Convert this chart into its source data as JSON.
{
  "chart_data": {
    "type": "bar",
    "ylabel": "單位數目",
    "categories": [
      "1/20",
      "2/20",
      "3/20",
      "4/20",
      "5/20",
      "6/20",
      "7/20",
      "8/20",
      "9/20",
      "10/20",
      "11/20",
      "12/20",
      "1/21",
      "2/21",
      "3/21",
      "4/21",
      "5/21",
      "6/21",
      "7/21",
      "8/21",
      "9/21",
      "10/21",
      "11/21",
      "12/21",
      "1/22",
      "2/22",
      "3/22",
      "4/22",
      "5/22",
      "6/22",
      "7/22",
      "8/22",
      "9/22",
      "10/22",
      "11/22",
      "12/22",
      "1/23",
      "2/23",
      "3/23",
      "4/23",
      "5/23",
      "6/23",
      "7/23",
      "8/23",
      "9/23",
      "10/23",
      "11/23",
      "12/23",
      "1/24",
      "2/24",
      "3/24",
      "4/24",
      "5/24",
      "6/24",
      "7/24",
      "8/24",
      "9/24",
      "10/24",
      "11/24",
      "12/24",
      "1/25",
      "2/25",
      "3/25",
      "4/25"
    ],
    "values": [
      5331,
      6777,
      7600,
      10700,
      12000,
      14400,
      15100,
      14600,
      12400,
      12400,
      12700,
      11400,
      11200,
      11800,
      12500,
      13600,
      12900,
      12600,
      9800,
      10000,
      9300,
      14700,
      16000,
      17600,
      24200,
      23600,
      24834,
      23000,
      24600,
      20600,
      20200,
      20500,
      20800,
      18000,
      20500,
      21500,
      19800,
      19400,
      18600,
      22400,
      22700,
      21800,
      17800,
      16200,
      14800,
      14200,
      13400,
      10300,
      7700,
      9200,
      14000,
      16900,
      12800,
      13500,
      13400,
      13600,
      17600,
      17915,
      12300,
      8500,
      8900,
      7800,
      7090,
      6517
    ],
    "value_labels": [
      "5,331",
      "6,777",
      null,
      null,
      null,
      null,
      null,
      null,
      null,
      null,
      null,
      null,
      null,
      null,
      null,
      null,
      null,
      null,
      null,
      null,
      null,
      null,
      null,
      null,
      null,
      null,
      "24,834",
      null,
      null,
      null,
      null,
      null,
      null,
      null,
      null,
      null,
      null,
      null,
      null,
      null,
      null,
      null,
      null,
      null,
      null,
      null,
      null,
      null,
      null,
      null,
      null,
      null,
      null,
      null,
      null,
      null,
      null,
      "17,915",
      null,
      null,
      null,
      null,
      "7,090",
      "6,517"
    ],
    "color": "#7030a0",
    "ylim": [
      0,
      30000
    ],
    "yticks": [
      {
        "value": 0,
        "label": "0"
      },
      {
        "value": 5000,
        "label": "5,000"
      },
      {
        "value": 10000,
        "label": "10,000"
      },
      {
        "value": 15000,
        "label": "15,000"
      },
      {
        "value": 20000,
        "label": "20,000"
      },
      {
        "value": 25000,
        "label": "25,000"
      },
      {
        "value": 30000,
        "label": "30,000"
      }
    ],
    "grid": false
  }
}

----

● SET TASK:
Set down all of the records shown above once more, exactly.

● FINAL RESULT:
Convert this chart into its source data as JSON.
{
  "chart_data": {
    "type": "bar",
    "ylabel": "單位數目",
    "categories": [
      "1/20",
      "2/20",
      "3/20",
      "4/20",
      "5/20",
      "6/20",
      "7/20",
      "8/20",
      "9/20",
      "10/20",
      "11/20",
      "12/20",
      "1/21",
      "2/21",
      "3/21",
      "4/21",
      "5/21",
      "6/21",
      "7/21",
      "8/21",
      "9/21",
      "10/21",
      "11/21",
      "12/21",
      "1/22",
      "2/22",
      "3/22",
      "4/22",
      "5/22",
      "6/22",
      "7/22",
      "8/22",
      "9/22",
      "10/22",
      "11/22",
      "12/22",
      "1/23",
      "2/23",
      "3/23",
      "4/23",
      "5/23",
      "6/23",
      "7/23",
      "8/23",
      "9/23",
      "10/23",
      "11/23",
      "12/23",
      "1/24",
      "2/24",
      "3/24",
      "4/24",
      "5/24",
      "6/24",
      "7/24",
      "8/24",
      "9/24",
      "10/24",
      "11/24",
      "12/24",
      "1/25",
      "2/25",
      "3/25",
      "4/25"
    ],
    "values": [
      5331,
      6777,
      7600,
      10700,
      12000,
      14400,
      15100,
      14600,
      12400,
      12400,
      12700,
      11400,
      11200,
      11800,
      12500,
      13600,
      12900,
      12600,
      9800,
      10000,
      9300,
      14700,
      16000,
      17600,
      24200,
      23600,
      24834,
      23000,
      24600,
      20600,
      20200,
      20500,
      20800,
      18000,
      20500,
      21500,
      19800,
      19400,
      18600,
      22400,
      22700,
      21800,
      17800,
      16200,
      14800,
      14200,
      13400,
      10300,
      7700,
      9200,
      14000,
      16900,
      12800,
      13500,
      13400,
      13600,
      17600,
      17915,
      12300,
      8500,
      8900,
      7800,
      7090,
      6517
    ],
    "value_labels": [
      "5,331",
      "6,777",
      null,
      null,
      null,
      null,
      null,
      null,
      null,
      null,
      null,
      null,
      null,
      null,
      null,
      null,
      null,
      null,
      null,
      null,
      null,
      null,
      null,
      null,
      null,
      null,
      "24,834",
      null,
      null,
      null,
      null,
      null,
      null,
      null,
      null,
      null,
      null,
      null,
      null,
      null,
      null,
      null,
      null,
      null,
      null,
      null,
      null,
      null,
      null,
      null,
      null,
      null,
      null,
      null,
      null,
      null,
      null,
      "17,915",
      null,
      null,
      null,
      null,
      "7,090",
      "6,517"
    ],
    "color": "#7030a0",
    "ylim": [
      0,
      30000
    ],
    "yticks": [
      {
        "value": 0,
        "label": "0"
      },
      {
        "value": 5000,
        "label": "5,000"
      },
      {
        "value": 10000,
        "label": "10,000"
      },
      {
        "value": 15000,
        "label": "15,000"
      },
      {
        "value": 20000,
        "label": "20,000"
      },
      {
        "value": 25000,
        "label": "25,000"
      },
      {
        "value": 30000,
        "label": "30,000"
      }
    ],
    "grid": false
  }
}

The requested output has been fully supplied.